Problem statement: Look through the records that follow. Copy every line containing the word "time".

Dataset records:
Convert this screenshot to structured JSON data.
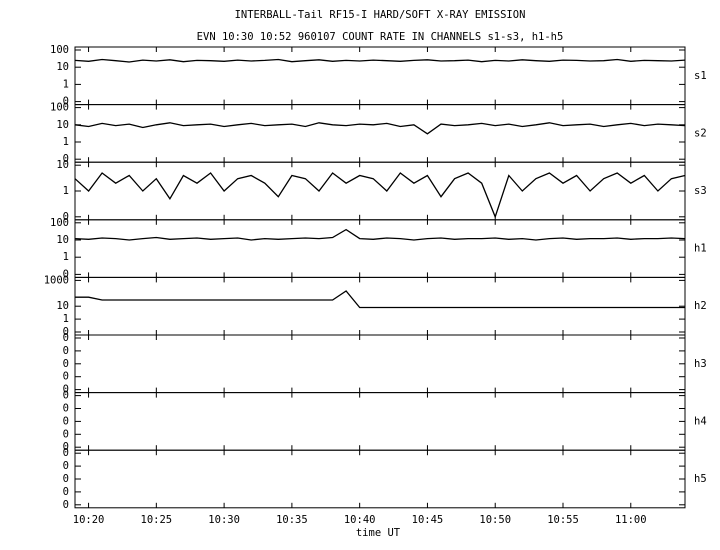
{
  "chart_data": {
    "type": "line",
    "title": "INTERBALL-Tail RF15-I HARD/SOFT X-RAY EMISSION",
    "subtitle": "EVN 10:30 10:52 960107  COUNT RATE IN CHANNELS s1-s3, h1-h5",
    "xlabel": "time UT",
    "log": true,
    "color": "#000000",
    "xlim": [
      "10:19",
      "11:04"
    ],
    "xticks": [
      "10:20",
      "10:25",
      "10:30",
      "10:35",
      "10:40",
      "10:45",
      "10:50",
      "10:55",
      "11:00"
    ],
    "x": [
      "10:19",
      "10:20",
      "10:21",
      "10:22",
      "10:23",
      "10:24",
      "10:25",
      "10:26",
      "10:27",
      "10:28",
      "10:29",
      "10:30",
      "10:31",
      "10:32",
      "10:33",
      "10:34",
      "10:35",
      "10:36",
      "10:37",
      "10:38",
      "10:39",
      "10:40",
      "10:41",
      "10:42",
      "10:43",
      "10:44",
      "10:45",
      "10:46",
      "10:47",
      "10:48",
      "10:49",
      "10:50",
      "10:51",
      "10:52",
      "10:53",
      "10:54",
      "10:55",
      "10:56",
      "10:57",
      "10:58",
      "10:59",
      "11:00",
      "11:01",
      "11:02",
      "11:03",
      "11:04"
    ],
    "panels": [
      {
        "name": "s1",
        "ylim": [
          0,
          100
        ],
        "yticks": [
          100,
          10,
          1,
          0
        ],
        "values": [
          25,
          22,
          28,
          24,
          20,
          26,
          23,
          27,
          21,
          25,
          24,
          22,
          26,
          23,
          25,
          28,
          21,
          24,
          27,
          22,
          25,
          23,
          26,
          24,
          22,
          25,
          27,
          23,
          24,
          26,
          21,
          25,
          23,
          27,
          24,
          22,
          26,
          25,
          23,
          24,
          28,
          22,
          25,
          24,
          23,
          26
        ]
      },
      {
        "name": "s2",
        "ylim": [
          0,
          100
        ],
        "yticks": [
          100,
          10,
          1,
          0
        ],
        "values": [
          10,
          8,
          12,
          9,
          11,
          7,
          10,
          13,
          9,
          10,
          11,
          8,
          10,
          12,
          9,
          10,
          11,
          8,
          13,
          10,
          9,
          11,
          10,
          12,
          8,
          10,
          3,
          11,
          9,
          10,
          12,
          9,
          11,
          8,
          10,
          13,
          9,
          10,
          11,
          8,
          10,
          12,
          9,
          11,
          10,
          9
        ]
      },
      {
        "name": "s3",
        "ylim": [
          0,
          10
        ],
        "yticks": [
          10,
          1,
          0
        ],
        "values": [
          3,
          1,
          5,
          2,
          4,
          1,
          3,
          0.5,
          4,
          2,
          5,
          1,
          3,
          4,
          2,
          0.6,
          4,
          3,
          1,
          5,
          2,
          4,
          3,
          1,
          5,
          2,
          4,
          0.6,
          3,
          5,
          2,
          0,
          4,
          1,
          3,
          5,
          2,
          4,
          1,
          3,
          5,
          2,
          4,
          1,
          3,
          4
        ]
      },
      {
        "name": "h1",
        "ylim": [
          0,
          100
        ],
        "yticks": [
          100,
          10,
          1,
          0
        ],
        "values": [
          12,
          11,
          13,
          12,
          10,
          12,
          14,
          11,
          12,
          13,
          11,
          12,
          13,
          10,
          12,
          11,
          12,
          13,
          12,
          14,
          40,
          12,
          11,
          13,
          12,
          10,
          12,
          13,
          11,
          12,
          12,
          13,
          11,
          12,
          10,
          12,
          13,
          11,
          12,
          12,
          13,
          11,
          12,
          12,
          13,
          12
        ]
      },
      {
        "name": "h2",
        "ylim": [
          0,
          1000
        ],
        "yticks": [
          1000,
          10,
          1,
          0
        ],
        "values": [
          50,
          50,
          30,
          30,
          30,
          30,
          30,
          30,
          30,
          30,
          30,
          30,
          30,
          30,
          30,
          30,
          30,
          30,
          30,
          30,
          150,
          8,
          8,
          8,
          8,
          8,
          8,
          8,
          8,
          8,
          8,
          8,
          8,
          8,
          8,
          8,
          8,
          8,
          8,
          8,
          8,
          8,
          8,
          8,
          8,
          8
        ]
      },
      {
        "name": "h3",
        "ylim": [
          0,
          0.1
        ],
        "yticks": [
          {
            "value": 0.1,
            "label": "0"
          },
          {
            "value": 0.01,
            "label": "0"
          },
          {
            "value": 0.001,
            "label": "0"
          },
          {
            "value": 0.0001,
            "label": "0"
          },
          0
        ]
      },
      {
        "name": "h4",
        "ylim": [
          0,
          0.1
        ],
        "yticks": [
          {
            "value": 0.1,
            "label": "0"
          },
          {
            "value": 0.01,
            "label": "0"
          },
          {
            "value": 0.001,
            "label": "0"
          },
          {
            "value": 0.0001,
            "label": "0"
          },
          0
        ]
      },
      {
        "name": "h5",
        "ylim": [
          0,
          0.1
        ],
        "yticks": [
          {
            "value": 0.1,
            "label": "0"
          },
          {
            "value": 0.01,
            "label": "0"
          },
          {
            "value": 0.001,
            "label": "0"
          },
          {
            "value": 0.0001,
            "label": "0"
          },
          0
        ]
      }
    ]
  }
}
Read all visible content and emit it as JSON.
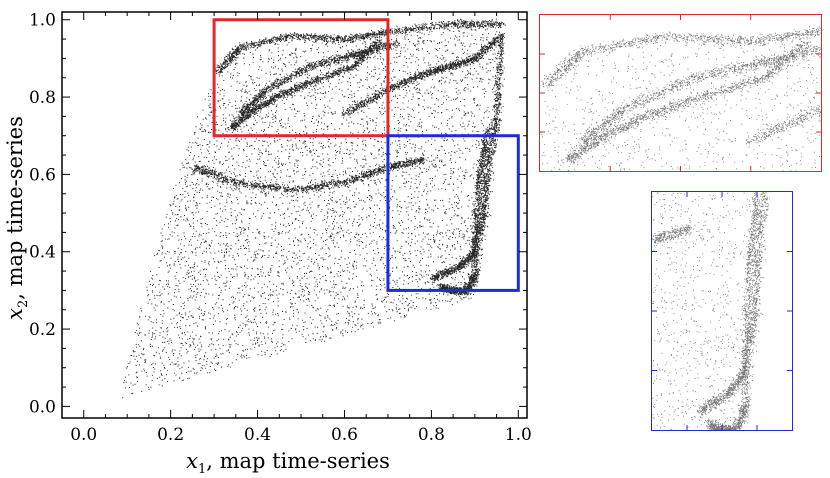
{
  "chart_data": [
    {
      "type": "scatter",
      "panel": "main",
      "xlabel": "x1, map time-series",
      "xlabel_parts": {
        "var": "x",
        "sub": "1",
        "rest": ", map time-series"
      },
      "ylabel": "x2, map time-series",
      "ylabel_parts": {
        "var": "x",
        "sub": "2",
        "rest": ", map time-series"
      },
      "xlim": [
        -0.05,
        1.02
      ],
      "ylim": [
        -0.03,
        1.02
      ],
      "xticks": [
        0.0,
        0.2,
        0.4,
        0.6,
        0.8,
        1.0
      ],
      "xtick_labels": [
        "0.0",
        "0.2",
        "0.4",
        "0.6",
        "0.8",
        "1.0"
      ],
      "yticks": [
        0.0,
        0.2,
        0.4,
        0.6,
        0.8,
        1.0
      ],
      "ytick_labels": [
        "0.0",
        "0.2",
        "0.4",
        "0.6",
        "0.8",
        "1.0"
      ],
      "attractor_outline": [
        [
          0.08,
          0.02
        ],
        [
          0.9,
          0.28
        ],
        [
          0.94,
          0.52
        ],
        [
          0.97,
          1.0
        ],
        [
          0.35,
          0.93
        ],
        [
          0.31,
          0.89
        ],
        [
          0.26,
          0.75
        ],
        [
          0.2,
          0.55
        ],
        [
          0.14,
          0.3
        ]
      ],
      "dense_filaments": [
        [
          [
            0.31,
            0.87
          ],
          [
            0.36,
            0.93
          ],
          [
            0.48,
            0.96
          ],
          [
            0.6,
            0.95
          ],
          [
            0.7,
            0.97
          ],
          [
            0.85,
            0.99
          ],
          [
            0.96,
            0.99
          ]
        ],
        [
          [
            0.36,
            0.76
          ],
          [
            0.42,
            0.82
          ],
          [
            0.52,
            0.88
          ],
          [
            0.62,
            0.91
          ],
          [
            0.72,
            0.94
          ]
        ],
        [
          [
            0.34,
            0.72
          ],
          [
            0.38,
            0.76
          ],
          [
            0.44,
            0.8
          ],
          [
            0.52,
            0.84
          ],
          [
            0.62,
            0.88
          ],
          [
            0.68,
            0.95
          ]
        ],
        [
          [
            0.8,
            0.33
          ],
          [
            0.86,
            0.36
          ],
          [
            0.9,
            0.4
          ],
          [
            0.92,
            0.5
          ],
          [
            0.93,
            0.62
          ],
          [
            0.95,
            0.75
          ],
          [
            0.96,
            0.95
          ]
        ],
        [
          [
            0.82,
            0.31
          ],
          [
            0.85,
            0.3
          ],
          [
            0.88,
            0.3
          ],
          [
            0.9,
            0.34
          ],
          [
            0.9,
            0.46
          ],
          [
            0.91,
            0.6
          ],
          [
            0.93,
            0.72
          ]
        ],
        [
          [
            0.6,
            0.76
          ],
          [
            0.7,
            0.82
          ],
          [
            0.78,
            0.86
          ],
          [
            0.84,
            0.88
          ],
          [
            0.9,
            0.9
          ],
          [
            0.96,
            0.96
          ]
        ],
        [
          [
            0.25,
            0.62
          ],
          [
            0.35,
            0.58
          ],
          [
            0.48,
            0.56
          ],
          [
            0.6,
            0.58
          ],
          [
            0.7,
            0.62
          ],
          [
            0.78,
            0.64
          ]
        ]
      ],
      "zoom_boxes": [
        {
          "name": "upper-left region",
          "x": [
            0.3,
            0.7
          ],
          "y": [
            0.7,
            1.0
          ],
          "color": "#e0282a"
        },
        {
          "name": "right region",
          "x": [
            0.7,
            1.0
          ],
          "y": [
            0.3,
            0.7
          ],
          "color": "#1f2bd6"
        }
      ]
    },
    {
      "type": "scatter",
      "panel": "zoom-red",
      "xlim": [
        0.3,
        0.7
      ],
      "ylim": [
        0.7,
        1.0
      ],
      "frame_color": "#e0282a"
    },
    {
      "type": "scatter",
      "panel": "zoom-blue",
      "xlim": [
        0.7,
        1.0
      ],
      "ylim": [
        0.3,
        0.7
      ],
      "frame_color": "#1f2bd6"
    }
  ]
}
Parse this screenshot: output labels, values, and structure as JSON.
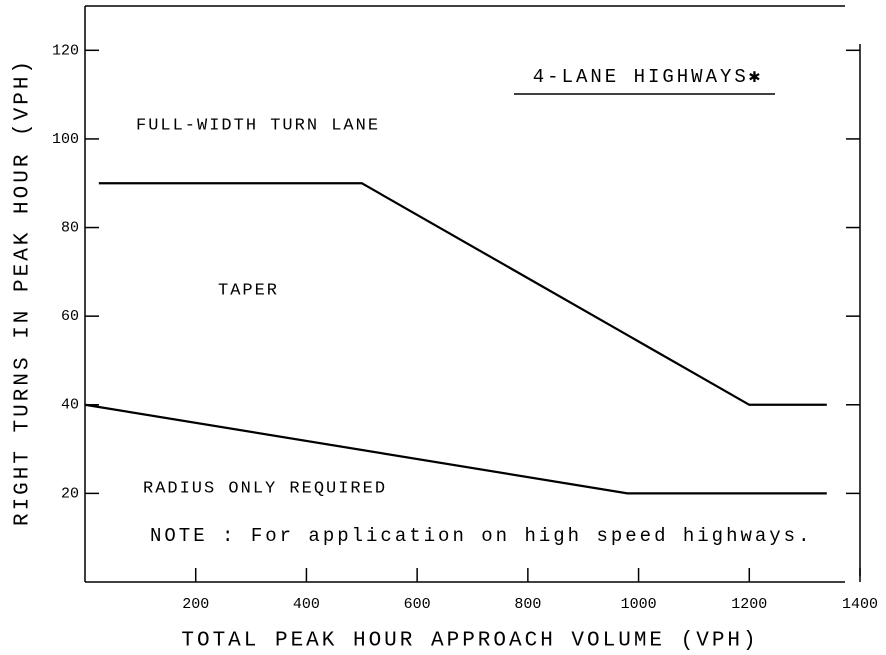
{
  "chart_data": {
    "type": "line",
    "title": "4-LANE HIGHWAYS✱",
    "x_label": "TOTAL PEAK HOUR APPROACH VOLUME (VPH)",
    "y_label": "RIGHT TURNS IN PEAK HOUR (VPH)",
    "annotations": [
      "FULL-WIDTH TURN LANE",
      "TAPER",
      "RADIUS ONLY REQUIRED",
      "NOTE : For application on high speed highways."
    ],
    "series": [
      {
        "color": "#000000",
        "x": [
          25,
          500,
          1200,
          1340
        ],
        "values": [
          90,
          90,
          40,
          40
        ]
      },
      {
        "color": "#000000",
        "x": [
          0,
          980,
          1340
        ],
        "values": [
          40,
          20,
          20
        ]
      }
    ],
    "xlim": [
      0,
      1400
    ],
    "xticks": [
      200,
      400,
      600,
      800,
      1000,
      1200,
      1400
    ],
    "ylim": [
      0,
      130
    ],
    "yticks": [
      20,
      40,
      60,
      80,
      100,
      120
    ],
    "grid": false
  }
}
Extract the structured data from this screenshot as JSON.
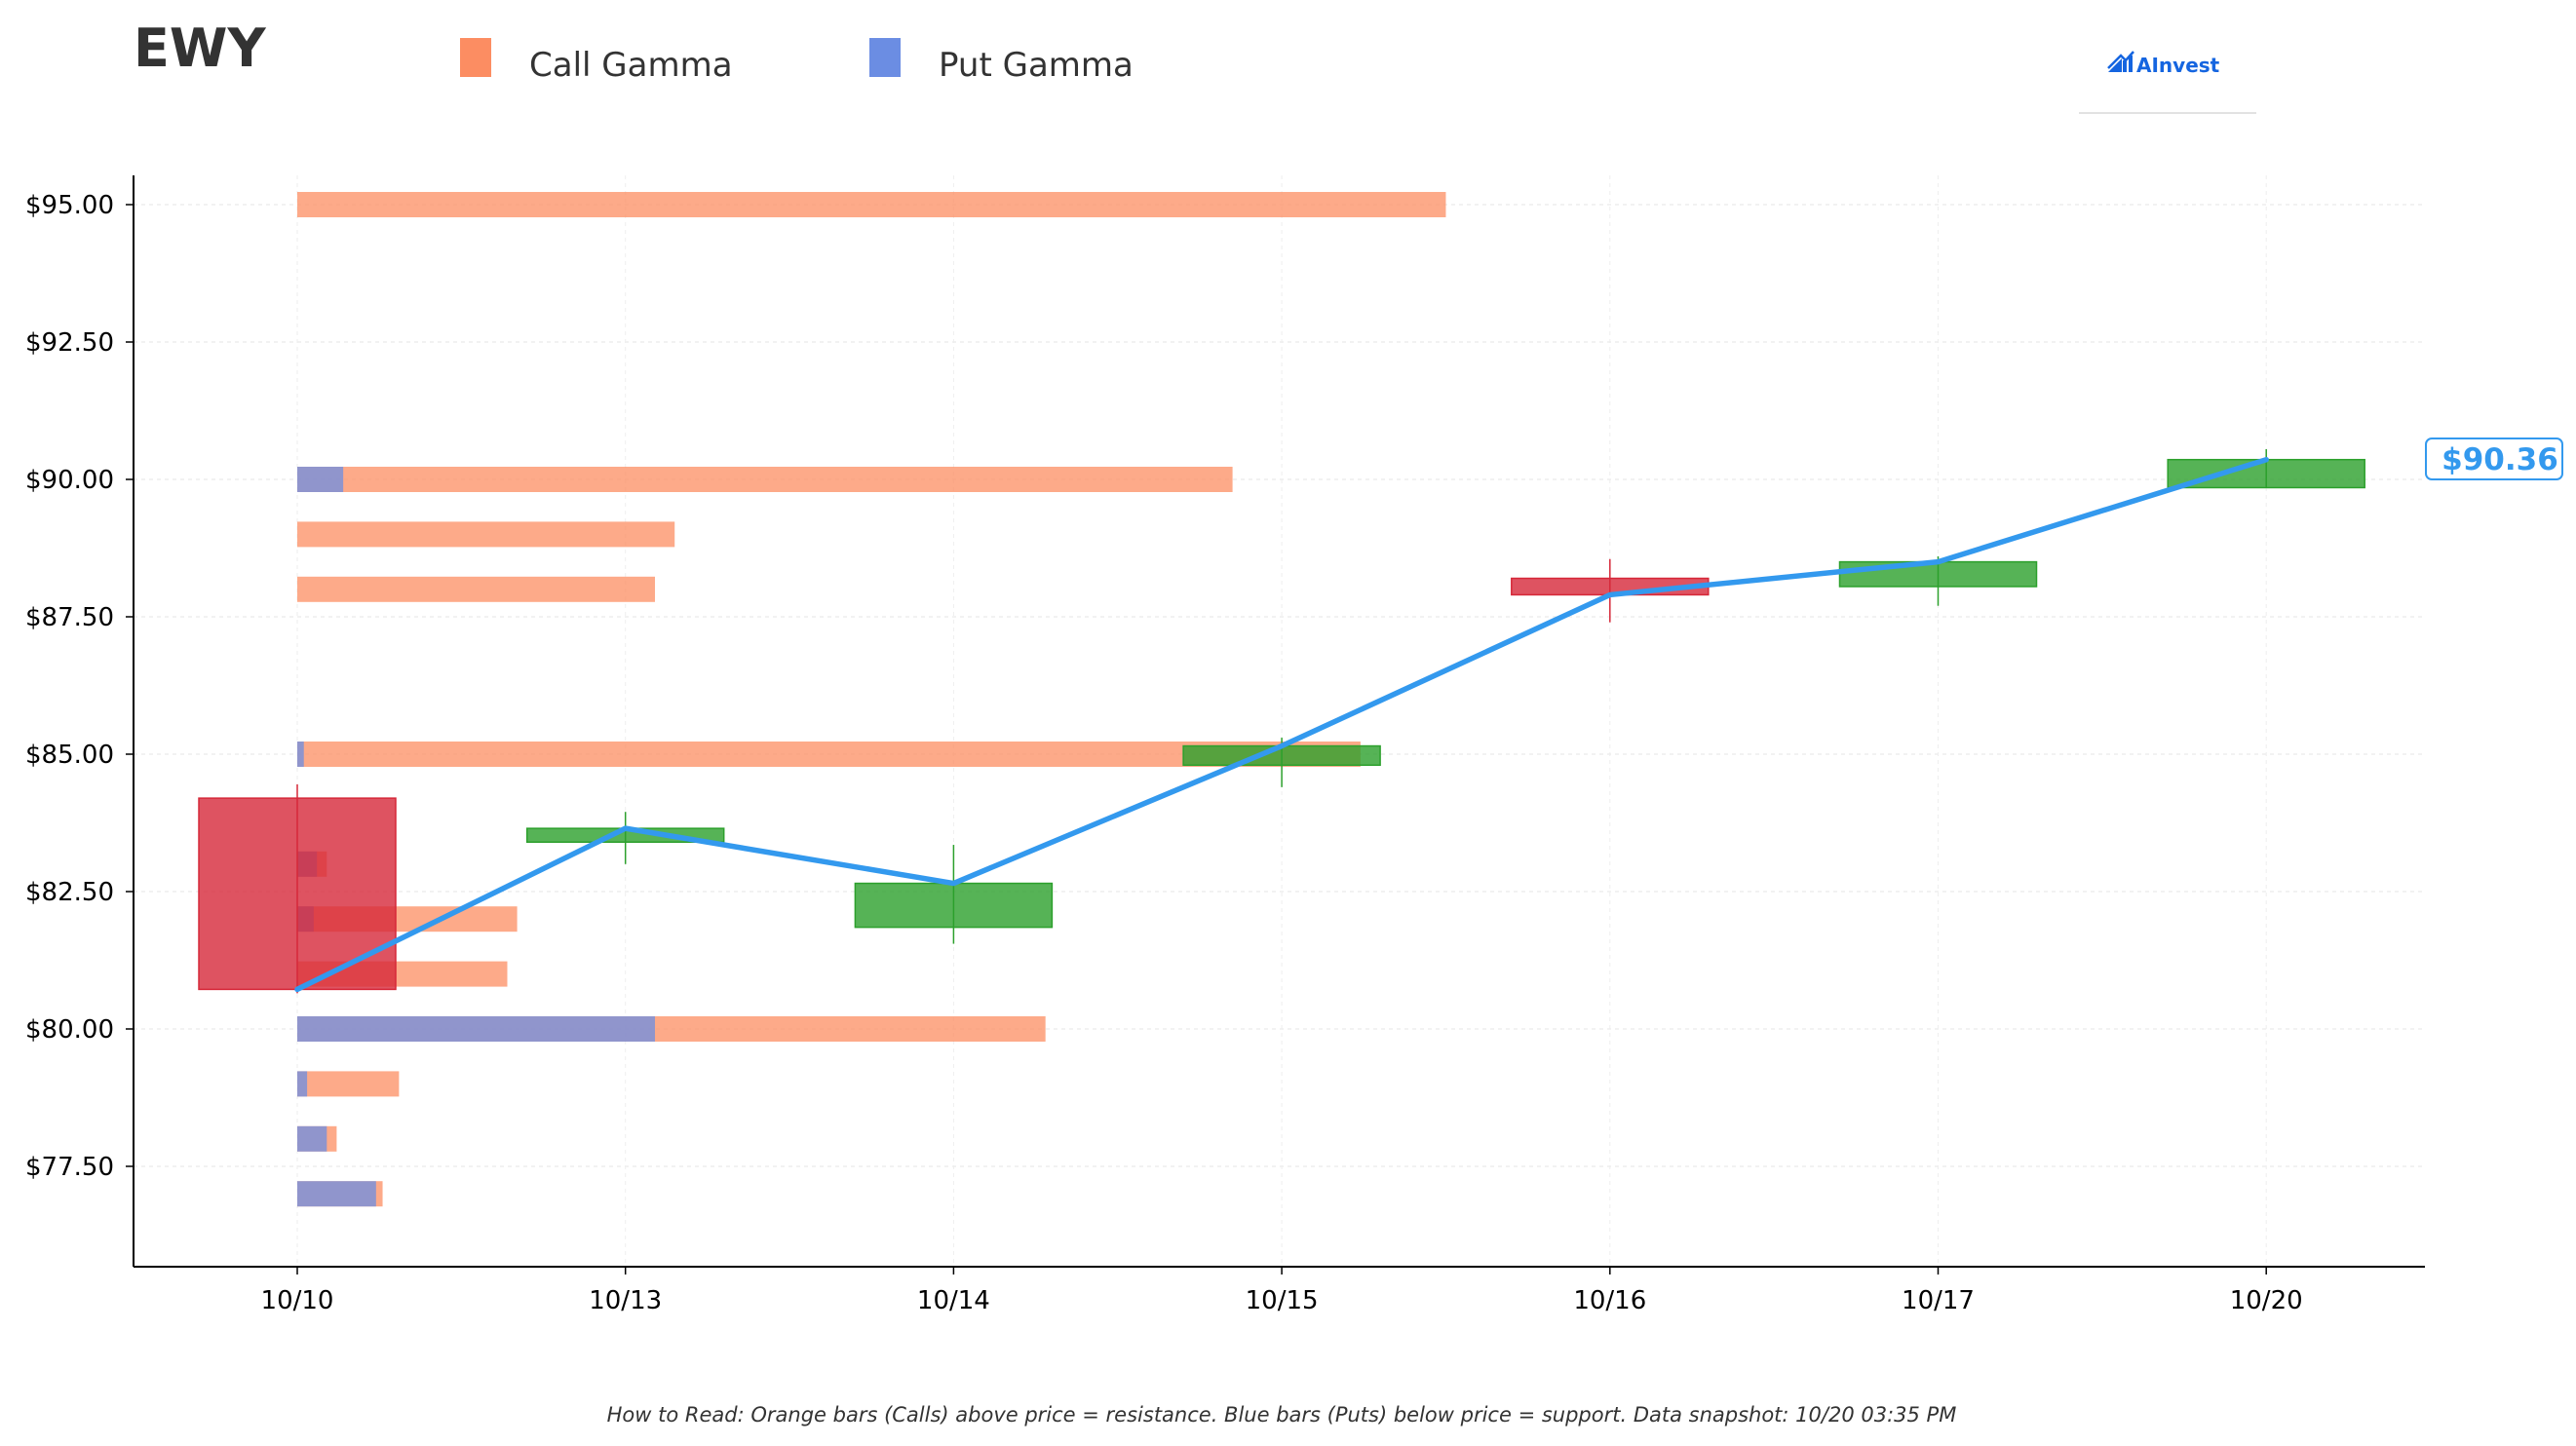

Exercise response:
    "xlabel": "time UT",
      "xlabel": "x1, map time-series",
        "rest": ", map time-series"
      "ylabel": "x2, map time-series",
        "rest": ", map time-series"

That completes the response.